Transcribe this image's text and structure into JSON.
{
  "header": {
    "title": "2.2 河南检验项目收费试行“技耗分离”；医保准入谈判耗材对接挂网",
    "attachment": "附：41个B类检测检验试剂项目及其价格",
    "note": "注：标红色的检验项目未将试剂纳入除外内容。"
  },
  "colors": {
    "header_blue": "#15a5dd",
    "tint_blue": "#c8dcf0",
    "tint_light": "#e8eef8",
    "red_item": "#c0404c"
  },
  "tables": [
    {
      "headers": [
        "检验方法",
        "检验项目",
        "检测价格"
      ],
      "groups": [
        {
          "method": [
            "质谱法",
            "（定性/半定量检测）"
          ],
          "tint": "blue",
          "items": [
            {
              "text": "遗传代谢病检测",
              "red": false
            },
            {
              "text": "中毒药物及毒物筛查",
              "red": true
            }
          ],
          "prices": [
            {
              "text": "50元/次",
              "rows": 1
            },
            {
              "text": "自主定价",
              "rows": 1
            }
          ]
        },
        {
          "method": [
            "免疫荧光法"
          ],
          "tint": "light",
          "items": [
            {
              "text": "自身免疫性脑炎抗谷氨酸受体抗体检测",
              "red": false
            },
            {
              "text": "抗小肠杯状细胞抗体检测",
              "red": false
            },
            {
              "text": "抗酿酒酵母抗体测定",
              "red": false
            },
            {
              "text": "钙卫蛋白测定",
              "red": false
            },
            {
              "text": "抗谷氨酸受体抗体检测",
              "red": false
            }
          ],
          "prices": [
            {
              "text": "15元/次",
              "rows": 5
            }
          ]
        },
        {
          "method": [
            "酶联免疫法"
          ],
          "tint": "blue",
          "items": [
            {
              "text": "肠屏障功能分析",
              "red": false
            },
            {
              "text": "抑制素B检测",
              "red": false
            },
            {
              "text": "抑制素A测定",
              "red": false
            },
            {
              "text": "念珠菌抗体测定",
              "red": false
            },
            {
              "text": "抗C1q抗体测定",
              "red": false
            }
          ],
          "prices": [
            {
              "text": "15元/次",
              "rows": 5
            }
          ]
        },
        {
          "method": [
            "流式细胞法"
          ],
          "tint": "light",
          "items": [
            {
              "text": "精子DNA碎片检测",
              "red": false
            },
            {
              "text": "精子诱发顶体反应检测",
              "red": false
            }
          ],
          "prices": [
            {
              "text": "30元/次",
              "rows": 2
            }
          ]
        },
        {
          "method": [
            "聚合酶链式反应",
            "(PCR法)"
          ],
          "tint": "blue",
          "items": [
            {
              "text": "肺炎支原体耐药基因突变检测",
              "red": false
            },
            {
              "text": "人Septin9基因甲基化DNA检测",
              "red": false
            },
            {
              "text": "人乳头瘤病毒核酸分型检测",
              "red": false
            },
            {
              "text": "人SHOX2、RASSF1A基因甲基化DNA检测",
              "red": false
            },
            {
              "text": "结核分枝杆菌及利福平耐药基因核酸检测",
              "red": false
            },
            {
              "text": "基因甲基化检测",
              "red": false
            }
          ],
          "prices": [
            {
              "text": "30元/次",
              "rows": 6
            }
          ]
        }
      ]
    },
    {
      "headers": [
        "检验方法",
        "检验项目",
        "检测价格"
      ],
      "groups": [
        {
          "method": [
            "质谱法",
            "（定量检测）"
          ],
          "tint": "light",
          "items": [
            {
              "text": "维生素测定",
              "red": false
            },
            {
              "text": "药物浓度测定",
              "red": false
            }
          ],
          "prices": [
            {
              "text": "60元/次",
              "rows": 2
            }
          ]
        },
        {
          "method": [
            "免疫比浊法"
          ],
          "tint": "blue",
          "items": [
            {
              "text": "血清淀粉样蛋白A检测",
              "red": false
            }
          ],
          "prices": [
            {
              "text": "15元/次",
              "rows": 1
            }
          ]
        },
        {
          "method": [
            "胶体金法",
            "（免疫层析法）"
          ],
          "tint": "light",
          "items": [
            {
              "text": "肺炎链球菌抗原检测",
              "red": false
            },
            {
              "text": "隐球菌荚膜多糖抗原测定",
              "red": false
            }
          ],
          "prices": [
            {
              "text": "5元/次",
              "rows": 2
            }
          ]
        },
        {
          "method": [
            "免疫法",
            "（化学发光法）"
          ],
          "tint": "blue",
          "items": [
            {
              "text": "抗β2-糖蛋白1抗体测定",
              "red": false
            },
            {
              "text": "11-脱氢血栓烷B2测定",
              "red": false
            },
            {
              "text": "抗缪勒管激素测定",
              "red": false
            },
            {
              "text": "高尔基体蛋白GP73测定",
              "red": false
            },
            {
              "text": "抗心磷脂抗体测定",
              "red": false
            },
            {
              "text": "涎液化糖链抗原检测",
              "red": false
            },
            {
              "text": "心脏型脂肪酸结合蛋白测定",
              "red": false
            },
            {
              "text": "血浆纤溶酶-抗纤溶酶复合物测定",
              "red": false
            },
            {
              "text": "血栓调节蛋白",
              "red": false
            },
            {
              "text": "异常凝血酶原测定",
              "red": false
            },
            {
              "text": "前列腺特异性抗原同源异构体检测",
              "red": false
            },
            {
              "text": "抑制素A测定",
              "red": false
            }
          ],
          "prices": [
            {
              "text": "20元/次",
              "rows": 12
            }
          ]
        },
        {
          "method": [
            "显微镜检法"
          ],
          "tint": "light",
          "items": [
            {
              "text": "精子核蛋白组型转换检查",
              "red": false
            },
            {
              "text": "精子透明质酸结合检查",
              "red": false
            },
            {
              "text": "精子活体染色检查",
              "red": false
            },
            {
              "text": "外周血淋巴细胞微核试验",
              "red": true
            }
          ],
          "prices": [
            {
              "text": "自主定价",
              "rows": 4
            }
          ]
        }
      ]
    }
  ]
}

#####

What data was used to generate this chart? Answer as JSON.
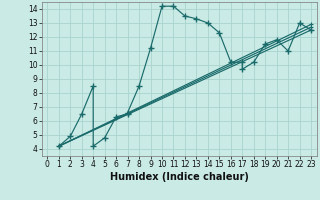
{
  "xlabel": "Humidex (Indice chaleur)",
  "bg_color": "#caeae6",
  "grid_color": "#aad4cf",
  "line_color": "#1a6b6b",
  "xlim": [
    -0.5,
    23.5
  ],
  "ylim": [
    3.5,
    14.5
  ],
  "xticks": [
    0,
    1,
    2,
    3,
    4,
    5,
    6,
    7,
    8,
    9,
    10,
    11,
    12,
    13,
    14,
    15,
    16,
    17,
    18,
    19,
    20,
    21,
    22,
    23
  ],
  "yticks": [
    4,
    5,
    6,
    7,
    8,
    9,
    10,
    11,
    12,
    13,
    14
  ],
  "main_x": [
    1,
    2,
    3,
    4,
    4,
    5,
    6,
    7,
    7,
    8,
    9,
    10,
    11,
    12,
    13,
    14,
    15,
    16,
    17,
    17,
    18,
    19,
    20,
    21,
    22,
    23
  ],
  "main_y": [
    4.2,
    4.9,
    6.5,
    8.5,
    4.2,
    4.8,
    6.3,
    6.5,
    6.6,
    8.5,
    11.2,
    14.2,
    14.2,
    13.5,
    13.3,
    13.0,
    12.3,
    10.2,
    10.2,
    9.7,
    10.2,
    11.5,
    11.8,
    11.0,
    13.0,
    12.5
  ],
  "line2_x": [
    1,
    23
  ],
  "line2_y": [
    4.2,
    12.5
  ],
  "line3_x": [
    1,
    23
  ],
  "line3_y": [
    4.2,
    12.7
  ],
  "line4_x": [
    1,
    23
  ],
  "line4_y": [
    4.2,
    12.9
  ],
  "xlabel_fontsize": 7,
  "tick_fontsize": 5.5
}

#####

▶ Short problem
Pick out each line in the material containing "this".

▶ Task response
Transcribe this image's text and structure into JSON.
What data was used to generate this chart? Answer as JSON.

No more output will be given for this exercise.